**WHAT IS ASKED:** Can you render the rows as a Markdown table with the columns No. and Row text, from the first row through the row containing "clock-icon [830, 1455, 862, 1487]", both included, and with blank lines left out?

**MATERIAL FOR THIS TASK:**
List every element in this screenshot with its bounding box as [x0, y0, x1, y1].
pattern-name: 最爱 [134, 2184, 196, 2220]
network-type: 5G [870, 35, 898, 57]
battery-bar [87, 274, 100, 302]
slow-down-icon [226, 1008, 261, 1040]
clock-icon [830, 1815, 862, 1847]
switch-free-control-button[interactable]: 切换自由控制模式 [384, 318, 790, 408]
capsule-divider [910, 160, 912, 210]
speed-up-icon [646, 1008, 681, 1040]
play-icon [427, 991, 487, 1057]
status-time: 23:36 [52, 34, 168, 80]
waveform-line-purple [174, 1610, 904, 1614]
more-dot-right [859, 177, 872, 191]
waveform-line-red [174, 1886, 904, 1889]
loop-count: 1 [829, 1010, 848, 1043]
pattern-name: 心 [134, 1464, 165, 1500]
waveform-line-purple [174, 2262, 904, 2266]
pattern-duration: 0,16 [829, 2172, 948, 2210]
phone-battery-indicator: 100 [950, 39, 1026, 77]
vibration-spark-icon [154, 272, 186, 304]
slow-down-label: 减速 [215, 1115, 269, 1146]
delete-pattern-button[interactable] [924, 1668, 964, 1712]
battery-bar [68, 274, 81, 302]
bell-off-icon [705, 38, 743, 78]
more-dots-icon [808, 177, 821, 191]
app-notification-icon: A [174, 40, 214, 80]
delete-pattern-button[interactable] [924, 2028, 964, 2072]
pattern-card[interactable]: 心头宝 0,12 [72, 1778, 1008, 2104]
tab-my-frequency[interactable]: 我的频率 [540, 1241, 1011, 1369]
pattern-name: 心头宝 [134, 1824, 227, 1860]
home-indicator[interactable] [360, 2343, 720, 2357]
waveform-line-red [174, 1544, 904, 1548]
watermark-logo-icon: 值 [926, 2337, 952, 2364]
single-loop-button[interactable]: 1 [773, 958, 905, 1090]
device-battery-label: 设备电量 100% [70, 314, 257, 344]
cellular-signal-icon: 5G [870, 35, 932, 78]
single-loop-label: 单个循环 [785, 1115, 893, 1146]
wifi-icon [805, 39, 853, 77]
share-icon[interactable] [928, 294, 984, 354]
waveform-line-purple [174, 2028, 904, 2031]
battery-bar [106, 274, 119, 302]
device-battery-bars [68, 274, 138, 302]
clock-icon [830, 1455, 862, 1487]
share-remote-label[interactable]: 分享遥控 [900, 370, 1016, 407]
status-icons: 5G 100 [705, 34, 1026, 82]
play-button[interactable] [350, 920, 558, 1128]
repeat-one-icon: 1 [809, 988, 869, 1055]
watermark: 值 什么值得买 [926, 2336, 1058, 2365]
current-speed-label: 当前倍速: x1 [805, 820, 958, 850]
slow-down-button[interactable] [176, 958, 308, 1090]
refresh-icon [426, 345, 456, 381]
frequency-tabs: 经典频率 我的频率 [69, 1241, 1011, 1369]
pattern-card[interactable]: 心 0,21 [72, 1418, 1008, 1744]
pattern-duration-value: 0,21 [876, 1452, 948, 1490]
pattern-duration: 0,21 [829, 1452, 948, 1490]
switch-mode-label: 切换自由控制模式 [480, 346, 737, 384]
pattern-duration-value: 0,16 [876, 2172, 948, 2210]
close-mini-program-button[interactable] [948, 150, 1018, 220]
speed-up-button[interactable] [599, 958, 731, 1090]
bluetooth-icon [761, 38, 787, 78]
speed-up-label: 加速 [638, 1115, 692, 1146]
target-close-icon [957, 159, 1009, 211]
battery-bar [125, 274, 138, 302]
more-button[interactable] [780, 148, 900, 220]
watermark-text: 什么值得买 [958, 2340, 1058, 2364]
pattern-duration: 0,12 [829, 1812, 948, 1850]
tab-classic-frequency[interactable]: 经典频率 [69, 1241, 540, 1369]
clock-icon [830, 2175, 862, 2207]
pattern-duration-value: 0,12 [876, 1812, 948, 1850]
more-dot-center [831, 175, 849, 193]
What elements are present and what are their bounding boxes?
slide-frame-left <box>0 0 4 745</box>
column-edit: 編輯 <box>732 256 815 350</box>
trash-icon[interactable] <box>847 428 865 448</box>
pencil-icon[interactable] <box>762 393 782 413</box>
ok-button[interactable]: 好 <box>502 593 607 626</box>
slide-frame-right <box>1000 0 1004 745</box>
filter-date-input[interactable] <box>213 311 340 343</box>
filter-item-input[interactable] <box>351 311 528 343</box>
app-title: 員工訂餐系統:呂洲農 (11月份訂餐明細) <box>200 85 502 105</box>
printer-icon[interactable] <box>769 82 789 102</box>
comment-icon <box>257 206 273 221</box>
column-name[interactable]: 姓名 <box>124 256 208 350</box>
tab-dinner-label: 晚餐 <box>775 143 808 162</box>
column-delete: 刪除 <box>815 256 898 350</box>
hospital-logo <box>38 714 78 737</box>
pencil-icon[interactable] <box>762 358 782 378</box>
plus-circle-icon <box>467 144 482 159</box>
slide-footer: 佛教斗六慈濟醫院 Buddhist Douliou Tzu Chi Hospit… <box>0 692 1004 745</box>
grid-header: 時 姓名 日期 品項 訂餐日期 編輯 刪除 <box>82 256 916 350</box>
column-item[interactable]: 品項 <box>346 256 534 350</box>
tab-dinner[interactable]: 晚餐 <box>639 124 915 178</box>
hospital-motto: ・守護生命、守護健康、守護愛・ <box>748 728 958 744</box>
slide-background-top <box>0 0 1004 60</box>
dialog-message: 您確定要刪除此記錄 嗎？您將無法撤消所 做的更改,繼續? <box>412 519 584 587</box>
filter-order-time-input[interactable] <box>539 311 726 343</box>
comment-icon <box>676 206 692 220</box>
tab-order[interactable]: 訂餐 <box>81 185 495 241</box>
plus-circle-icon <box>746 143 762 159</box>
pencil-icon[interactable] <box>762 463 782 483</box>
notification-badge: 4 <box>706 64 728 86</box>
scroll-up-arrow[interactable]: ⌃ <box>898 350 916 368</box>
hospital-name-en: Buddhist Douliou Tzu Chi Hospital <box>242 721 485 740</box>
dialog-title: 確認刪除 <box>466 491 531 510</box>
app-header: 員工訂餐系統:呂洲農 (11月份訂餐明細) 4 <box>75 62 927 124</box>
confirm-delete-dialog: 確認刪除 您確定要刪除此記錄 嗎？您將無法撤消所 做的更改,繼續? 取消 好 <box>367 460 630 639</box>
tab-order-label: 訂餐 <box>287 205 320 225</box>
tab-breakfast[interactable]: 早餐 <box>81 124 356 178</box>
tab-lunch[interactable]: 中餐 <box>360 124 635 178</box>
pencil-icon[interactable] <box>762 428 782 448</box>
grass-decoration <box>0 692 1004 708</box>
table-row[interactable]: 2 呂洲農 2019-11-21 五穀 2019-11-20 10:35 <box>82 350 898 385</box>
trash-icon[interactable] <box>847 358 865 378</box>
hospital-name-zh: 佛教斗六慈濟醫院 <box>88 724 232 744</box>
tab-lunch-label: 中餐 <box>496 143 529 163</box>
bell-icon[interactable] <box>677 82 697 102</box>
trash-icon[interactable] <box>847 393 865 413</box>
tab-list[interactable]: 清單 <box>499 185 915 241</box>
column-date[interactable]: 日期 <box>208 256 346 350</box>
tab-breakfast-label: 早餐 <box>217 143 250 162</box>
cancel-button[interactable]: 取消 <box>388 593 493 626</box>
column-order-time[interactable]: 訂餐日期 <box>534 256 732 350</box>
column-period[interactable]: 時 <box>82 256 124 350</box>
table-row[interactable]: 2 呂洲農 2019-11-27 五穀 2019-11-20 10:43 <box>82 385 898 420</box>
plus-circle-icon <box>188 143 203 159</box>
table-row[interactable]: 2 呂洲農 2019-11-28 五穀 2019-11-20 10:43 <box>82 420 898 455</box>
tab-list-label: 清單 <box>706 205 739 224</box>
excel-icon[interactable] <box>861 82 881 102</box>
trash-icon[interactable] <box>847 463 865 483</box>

**FINAL RESULT:**
| No. | Row text |
|---|---|
| 1 | List every element in this screenshot with its bounding box as [x0, y0, x1, y1]. |
| 2 | pattern-name: 最爱 [134, 2184, 196, 2220] |
| 3 | network-type: 5G [870, 35, 898, 57] |
| 4 | battery-bar [87, 274, 100, 302] |
| 5 | slow-down-icon [226, 1008, 261, 1040] |
| 6 | clock-icon [830, 1815, 862, 1847] |
| 7 | switch-free-control-button[interactable]: 切换自由控制模式 [384, 318, 790, 408] |
| 8 | capsule-divider [910, 160, 912, 210] |
| 9 | speed-up-icon [646, 1008, 681, 1040] |
| 10 | play-icon [427, 991, 487, 1057] |
| 11 | status-time: 23:36 [52, 34, 168, 80] |
| 12 | waveform-line-purple [174, 1610, 904, 1614] |
| 13 | more-dot-right [859, 177, 872, 191] |
| 14 | waveform-line-red [174, 1886, 904, 1889] |
| 15 | loop-count: 1 [829, 1010, 848, 1043] |
| 16 | pattern-name: 心 [134, 1464, 165, 1500] |
| 17 | waveform-line-purple [174, 2262, 904, 2266] |
| 18 | pattern-duration: 0,16 [829, 2172, 948, 2210] |
| 19 | phone-battery-indicator: 100 [950, 39, 1026, 77] |
| 20 | vibration-spark-icon [154, 272, 186, 304] |
| 21 | slow-down-label: 减速 [215, 1115, 269, 1146] |
| 22 | delete-pattern-button[interactable] [924, 1668, 964, 1712] |
| 23 | battery-bar [68, 274, 81, 302] |
| 24 | bell-off-icon [705, 38, 743, 78] |
| 25 | more-dots-icon [808, 177, 821, 191] |
| 26 | app-notification-icon: A [174, 40, 214, 80] |
| 27 | delete-pattern-button[interactable] [924, 2028, 964, 2072] |
| 28 | pattern-card[interactable]: 心头宝 0,12 [72, 1778, 1008, 2104] |
| 29 | tab-my-frequency[interactable]: 我的频率 [540, 1241, 1011, 1369] |
| 30 | pattern-name: 心头宝 [134, 1824, 227, 1860] |
| 31 | home-indicator[interactable] [360, 2343, 720, 2357] |
| 32 | waveform-line-red [174, 1544, 904, 1548] |
| 33 | watermark-logo-icon: 值 [926, 2337, 952, 2364] |
| 34 | single-loop-button[interactable]: 1 [773, 958, 905, 1090] |
| 35 | device-battery-label: 设备电量 100% [70, 314, 257, 344] |
| 36 | cellular-signal-icon: 5G [870, 35, 932, 78] |
| 37 | single-loop-label: 单个循环 [785, 1115, 893, 1146] |
| 38 | wifi-icon [805, 39, 853, 77] |
| 39 | share-icon[interactable] [928, 294, 984, 354] |
| 40 | waveform-line-purple [174, 2028, 904, 2031] |
| 41 | battery-bar [106, 274, 119, 302] |
| 42 | device-battery-bars [68, 274, 138, 302] |
| 43 | clock-icon [830, 1455, 862, 1487] |